What is being asked: Copy each line of the entries beneath that contains the word "Global".

Dataset records:
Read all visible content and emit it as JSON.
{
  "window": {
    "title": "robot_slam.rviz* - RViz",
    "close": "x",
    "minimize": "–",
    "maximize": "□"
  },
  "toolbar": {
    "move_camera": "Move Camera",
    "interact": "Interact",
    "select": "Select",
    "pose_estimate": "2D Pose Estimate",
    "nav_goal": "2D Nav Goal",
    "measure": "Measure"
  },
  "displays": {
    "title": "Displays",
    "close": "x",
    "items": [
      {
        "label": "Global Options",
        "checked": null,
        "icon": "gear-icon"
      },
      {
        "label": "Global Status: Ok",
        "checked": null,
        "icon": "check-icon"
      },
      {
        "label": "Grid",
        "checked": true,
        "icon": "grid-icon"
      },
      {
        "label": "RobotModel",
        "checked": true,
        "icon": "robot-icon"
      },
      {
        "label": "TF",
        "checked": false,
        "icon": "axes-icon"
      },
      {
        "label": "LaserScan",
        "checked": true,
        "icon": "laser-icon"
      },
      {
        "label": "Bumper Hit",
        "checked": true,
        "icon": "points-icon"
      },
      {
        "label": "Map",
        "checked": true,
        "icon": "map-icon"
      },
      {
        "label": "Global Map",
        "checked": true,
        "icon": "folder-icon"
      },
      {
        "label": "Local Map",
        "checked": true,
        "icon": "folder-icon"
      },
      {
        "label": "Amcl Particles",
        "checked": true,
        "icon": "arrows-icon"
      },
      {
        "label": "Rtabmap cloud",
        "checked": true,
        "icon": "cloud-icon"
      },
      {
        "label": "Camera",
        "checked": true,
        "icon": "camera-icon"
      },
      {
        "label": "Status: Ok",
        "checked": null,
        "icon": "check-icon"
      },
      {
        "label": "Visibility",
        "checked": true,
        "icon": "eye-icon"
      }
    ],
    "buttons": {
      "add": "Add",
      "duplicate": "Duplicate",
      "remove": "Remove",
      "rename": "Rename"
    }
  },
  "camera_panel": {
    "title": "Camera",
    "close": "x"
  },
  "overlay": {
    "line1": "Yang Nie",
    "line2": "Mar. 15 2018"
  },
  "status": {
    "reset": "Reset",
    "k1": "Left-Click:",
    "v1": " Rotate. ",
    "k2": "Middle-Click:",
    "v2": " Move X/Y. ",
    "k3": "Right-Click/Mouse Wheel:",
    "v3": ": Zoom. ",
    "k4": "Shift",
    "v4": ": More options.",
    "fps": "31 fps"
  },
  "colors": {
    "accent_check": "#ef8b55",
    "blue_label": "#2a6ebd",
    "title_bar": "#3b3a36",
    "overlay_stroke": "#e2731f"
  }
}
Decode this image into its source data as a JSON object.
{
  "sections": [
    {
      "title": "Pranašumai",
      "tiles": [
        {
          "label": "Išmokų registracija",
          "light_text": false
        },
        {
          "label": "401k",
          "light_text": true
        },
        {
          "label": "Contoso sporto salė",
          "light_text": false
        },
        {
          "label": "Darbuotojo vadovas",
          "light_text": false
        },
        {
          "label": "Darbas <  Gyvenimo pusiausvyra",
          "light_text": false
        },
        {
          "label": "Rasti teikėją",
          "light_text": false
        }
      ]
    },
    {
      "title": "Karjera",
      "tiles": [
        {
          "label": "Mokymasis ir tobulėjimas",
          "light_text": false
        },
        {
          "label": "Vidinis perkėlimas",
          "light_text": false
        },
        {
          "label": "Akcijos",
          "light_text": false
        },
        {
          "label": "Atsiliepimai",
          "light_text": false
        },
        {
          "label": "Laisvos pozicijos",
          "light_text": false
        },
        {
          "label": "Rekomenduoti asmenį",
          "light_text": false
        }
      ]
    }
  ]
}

Final result:
        "label": "Global Options",
        "label": "Global Status: Ok",
        "label": "Global Map",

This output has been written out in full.